In the listing below, locate the lines that hold "this" and copy them.

===

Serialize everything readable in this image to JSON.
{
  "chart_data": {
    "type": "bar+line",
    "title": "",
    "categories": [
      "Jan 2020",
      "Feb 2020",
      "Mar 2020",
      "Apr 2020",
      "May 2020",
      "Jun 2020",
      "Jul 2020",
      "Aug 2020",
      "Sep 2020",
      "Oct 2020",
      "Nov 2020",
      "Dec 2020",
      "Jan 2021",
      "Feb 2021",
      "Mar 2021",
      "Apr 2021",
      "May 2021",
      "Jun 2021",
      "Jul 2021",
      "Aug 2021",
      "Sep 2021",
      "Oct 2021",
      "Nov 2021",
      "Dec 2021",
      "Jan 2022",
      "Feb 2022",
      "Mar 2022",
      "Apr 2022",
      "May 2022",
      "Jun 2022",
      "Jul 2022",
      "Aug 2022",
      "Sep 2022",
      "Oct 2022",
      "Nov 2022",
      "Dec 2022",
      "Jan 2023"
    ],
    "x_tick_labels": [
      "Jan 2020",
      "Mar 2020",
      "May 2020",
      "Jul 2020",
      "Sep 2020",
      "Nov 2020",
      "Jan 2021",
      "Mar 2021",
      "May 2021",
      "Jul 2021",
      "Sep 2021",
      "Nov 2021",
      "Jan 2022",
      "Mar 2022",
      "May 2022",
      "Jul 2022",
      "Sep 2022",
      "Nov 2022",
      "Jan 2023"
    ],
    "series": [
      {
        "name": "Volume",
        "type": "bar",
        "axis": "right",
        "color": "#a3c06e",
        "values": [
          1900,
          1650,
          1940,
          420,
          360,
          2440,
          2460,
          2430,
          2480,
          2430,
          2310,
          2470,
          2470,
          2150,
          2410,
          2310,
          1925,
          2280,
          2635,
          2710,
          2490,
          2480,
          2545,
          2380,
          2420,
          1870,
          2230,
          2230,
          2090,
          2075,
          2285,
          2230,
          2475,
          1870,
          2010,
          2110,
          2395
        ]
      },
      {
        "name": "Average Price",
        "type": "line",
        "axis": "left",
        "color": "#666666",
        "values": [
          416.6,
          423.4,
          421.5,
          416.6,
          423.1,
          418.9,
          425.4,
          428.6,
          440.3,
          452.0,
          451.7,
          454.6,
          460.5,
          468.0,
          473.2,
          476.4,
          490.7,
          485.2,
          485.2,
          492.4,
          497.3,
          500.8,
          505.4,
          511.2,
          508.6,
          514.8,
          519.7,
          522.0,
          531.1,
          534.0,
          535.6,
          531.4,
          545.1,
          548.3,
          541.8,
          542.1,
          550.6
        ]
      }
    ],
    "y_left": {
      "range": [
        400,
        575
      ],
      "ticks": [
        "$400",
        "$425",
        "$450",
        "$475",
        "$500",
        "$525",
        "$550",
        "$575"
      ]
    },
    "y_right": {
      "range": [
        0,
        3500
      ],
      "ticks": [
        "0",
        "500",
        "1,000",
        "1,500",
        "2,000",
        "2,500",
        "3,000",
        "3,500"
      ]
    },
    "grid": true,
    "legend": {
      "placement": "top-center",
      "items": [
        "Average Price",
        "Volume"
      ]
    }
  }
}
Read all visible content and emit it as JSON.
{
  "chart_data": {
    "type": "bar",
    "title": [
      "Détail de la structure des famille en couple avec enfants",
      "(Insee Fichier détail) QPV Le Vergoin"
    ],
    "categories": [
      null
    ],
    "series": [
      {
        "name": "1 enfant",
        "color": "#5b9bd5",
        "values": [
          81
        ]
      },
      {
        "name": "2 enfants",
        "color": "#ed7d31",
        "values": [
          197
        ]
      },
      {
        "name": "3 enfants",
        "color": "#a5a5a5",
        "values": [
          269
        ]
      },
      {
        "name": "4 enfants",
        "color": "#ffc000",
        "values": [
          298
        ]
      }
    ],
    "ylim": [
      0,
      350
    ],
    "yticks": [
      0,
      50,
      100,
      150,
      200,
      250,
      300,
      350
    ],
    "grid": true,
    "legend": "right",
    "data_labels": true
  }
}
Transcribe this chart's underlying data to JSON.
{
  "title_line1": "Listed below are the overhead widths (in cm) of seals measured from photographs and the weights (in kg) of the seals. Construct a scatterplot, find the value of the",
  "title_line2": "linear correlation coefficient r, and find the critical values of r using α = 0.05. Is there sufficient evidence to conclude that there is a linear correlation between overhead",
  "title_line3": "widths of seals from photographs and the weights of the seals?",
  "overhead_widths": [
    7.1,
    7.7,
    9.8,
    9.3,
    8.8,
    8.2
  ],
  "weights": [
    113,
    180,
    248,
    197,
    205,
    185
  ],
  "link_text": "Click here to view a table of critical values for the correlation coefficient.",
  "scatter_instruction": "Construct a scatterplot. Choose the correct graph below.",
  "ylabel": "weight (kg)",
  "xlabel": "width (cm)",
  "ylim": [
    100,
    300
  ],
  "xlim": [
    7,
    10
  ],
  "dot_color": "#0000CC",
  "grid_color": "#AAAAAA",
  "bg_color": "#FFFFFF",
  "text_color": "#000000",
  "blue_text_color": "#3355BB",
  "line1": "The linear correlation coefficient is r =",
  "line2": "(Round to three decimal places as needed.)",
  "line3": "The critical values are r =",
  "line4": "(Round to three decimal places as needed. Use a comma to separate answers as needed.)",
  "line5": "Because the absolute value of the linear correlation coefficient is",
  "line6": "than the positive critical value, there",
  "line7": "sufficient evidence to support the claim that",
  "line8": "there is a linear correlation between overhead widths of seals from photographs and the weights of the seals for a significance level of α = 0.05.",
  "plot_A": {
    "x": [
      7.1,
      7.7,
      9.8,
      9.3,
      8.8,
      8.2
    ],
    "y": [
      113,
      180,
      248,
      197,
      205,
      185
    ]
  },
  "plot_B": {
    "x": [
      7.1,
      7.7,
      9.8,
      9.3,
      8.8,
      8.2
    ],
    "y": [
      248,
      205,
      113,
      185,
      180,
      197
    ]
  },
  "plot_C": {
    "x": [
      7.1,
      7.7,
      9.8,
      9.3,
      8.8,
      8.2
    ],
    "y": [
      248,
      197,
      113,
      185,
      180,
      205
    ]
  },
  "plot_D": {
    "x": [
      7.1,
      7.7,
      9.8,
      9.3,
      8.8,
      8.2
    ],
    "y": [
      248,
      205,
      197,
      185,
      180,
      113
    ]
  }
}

===

Output below:
Serialize everything readable in this image to JSON.
Transcribe this chart's underlying data to JSON.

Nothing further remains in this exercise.